Input
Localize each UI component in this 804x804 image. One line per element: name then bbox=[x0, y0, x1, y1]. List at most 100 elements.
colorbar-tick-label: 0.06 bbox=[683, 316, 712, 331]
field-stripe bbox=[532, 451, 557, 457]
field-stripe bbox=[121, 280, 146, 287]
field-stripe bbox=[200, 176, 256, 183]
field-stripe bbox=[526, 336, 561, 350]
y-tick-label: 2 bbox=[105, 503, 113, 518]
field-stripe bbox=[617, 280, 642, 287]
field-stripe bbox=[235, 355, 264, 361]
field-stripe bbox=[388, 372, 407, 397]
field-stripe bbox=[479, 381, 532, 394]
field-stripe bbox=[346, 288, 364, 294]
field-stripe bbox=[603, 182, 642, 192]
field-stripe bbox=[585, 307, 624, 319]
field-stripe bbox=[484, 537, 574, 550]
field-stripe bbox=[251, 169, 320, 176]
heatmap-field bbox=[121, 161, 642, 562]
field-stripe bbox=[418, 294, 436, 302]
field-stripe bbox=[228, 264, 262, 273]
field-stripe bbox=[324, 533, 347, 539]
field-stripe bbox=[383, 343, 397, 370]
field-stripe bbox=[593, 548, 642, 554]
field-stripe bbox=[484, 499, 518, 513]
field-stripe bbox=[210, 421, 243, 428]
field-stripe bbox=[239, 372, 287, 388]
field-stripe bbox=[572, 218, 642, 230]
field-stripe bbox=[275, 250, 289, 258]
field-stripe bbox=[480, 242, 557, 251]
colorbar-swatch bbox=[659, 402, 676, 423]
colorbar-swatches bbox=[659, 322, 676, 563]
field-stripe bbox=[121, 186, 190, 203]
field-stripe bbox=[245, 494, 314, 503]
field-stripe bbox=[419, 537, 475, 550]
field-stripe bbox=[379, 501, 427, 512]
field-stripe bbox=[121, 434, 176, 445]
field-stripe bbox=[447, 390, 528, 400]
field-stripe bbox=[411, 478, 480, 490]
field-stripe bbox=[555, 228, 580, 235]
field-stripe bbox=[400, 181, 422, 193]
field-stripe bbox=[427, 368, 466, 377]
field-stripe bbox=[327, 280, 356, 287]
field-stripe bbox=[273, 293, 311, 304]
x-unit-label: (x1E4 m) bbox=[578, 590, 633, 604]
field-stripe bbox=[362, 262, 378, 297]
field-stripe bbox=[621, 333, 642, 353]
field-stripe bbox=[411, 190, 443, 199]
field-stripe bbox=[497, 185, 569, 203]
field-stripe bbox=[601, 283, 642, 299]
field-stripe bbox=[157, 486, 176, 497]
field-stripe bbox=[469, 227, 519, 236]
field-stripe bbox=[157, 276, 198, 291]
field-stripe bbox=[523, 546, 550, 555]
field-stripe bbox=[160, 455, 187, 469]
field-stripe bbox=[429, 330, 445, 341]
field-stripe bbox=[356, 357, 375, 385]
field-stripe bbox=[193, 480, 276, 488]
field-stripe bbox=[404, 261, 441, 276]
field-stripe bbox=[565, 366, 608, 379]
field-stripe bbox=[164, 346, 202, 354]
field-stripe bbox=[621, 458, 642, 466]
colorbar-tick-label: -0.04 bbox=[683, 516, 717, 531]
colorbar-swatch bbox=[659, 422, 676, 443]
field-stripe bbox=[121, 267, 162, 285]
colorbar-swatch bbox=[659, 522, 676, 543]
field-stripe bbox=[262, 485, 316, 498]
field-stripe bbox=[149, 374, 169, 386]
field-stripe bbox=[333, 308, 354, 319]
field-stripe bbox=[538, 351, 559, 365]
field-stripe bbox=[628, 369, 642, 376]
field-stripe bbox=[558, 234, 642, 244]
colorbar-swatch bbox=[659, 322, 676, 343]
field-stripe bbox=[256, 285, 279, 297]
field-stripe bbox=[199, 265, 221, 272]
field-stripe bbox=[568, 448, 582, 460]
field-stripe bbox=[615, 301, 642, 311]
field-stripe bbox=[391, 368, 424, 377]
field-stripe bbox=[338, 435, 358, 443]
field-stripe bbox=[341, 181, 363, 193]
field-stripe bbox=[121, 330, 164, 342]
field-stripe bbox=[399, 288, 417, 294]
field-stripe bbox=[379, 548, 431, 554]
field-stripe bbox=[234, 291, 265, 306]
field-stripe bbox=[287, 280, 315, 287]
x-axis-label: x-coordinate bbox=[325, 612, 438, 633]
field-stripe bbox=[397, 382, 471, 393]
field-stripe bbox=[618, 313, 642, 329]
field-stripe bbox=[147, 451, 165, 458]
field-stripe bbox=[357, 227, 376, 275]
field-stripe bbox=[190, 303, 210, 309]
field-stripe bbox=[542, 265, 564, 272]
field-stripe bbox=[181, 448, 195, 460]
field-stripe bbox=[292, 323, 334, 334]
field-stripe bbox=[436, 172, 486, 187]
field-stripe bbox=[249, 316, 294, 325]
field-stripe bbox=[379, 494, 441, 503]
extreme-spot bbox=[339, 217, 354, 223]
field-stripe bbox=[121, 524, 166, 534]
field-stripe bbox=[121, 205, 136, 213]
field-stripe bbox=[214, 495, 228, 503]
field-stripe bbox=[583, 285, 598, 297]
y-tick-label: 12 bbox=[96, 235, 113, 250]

Stated problem
Please reproduce the material word for word, from its first line through the line containing "field-stripe bbox=[411, 190, 443, 199]", including both of those lines.

Answer in full
Localize each UI component in this 804x804 image. One line per element: name then bbox=[x0, y0, x1, y1]. List at most 100 elements.
colorbar-tick-label: 0.06 bbox=[683, 316, 712, 331]
field-stripe bbox=[532, 451, 557, 457]
field-stripe bbox=[121, 280, 146, 287]
field-stripe bbox=[200, 176, 256, 183]
field-stripe bbox=[526, 336, 561, 350]
y-tick-label: 2 bbox=[105, 503, 113, 518]
field-stripe bbox=[617, 280, 642, 287]
field-stripe bbox=[235, 355, 264, 361]
field-stripe bbox=[388, 372, 407, 397]
field-stripe bbox=[479, 381, 532, 394]
field-stripe bbox=[346, 288, 364, 294]
field-stripe bbox=[603, 182, 642, 192]
field-stripe bbox=[585, 307, 624, 319]
field-stripe bbox=[484, 537, 574, 550]
field-stripe bbox=[251, 169, 320, 176]
heatmap-field bbox=[121, 161, 642, 562]
field-stripe bbox=[418, 294, 436, 302]
field-stripe bbox=[228, 264, 262, 273]
field-stripe bbox=[324, 533, 347, 539]
field-stripe bbox=[383, 343, 397, 370]
field-stripe bbox=[593, 548, 642, 554]
field-stripe bbox=[484, 499, 518, 513]
field-stripe bbox=[210, 421, 243, 428]
field-stripe bbox=[239, 372, 287, 388]
field-stripe bbox=[572, 218, 642, 230]
field-stripe bbox=[275, 250, 289, 258]
field-stripe bbox=[480, 242, 557, 251]
colorbar-swatch bbox=[659, 402, 676, 423]
colorbar-swatches bbox=[659, 322, 676, 563]
field-stripe bbox=[121, 186, 190, 203]
field-stripe bbox=[245, 494, 314, 503]
field-stripe bbox=[419, 537, 475, 550]
field-stripe bbox=[379, 501, 427, 512]
field-stripe bbox=[121, 434, 176, 445]
field-stripe bbox=[447, 390, 528, 400]
field-stripe bbox=[411, 478, 480, 490]
field-stripe bbox=[555, 228, 580, 235]
field-stripe bbox=[400, 181, 422, 193]
field-stripe bbox=[427, 368, 466, 377]
field-stripe bbox=[327, 280, 356, 287]
field-stripe bbox=[273, 293, 311, 304]
x-unit-label: (x1E4 m) bbox=[578, 590, 633, 604]
field-stripe bbox=[362, 262, 378, 297]
field-stripe bbox=[621, 333, 642, 353]
field-stripe bbox=[411, 190, 443, 199]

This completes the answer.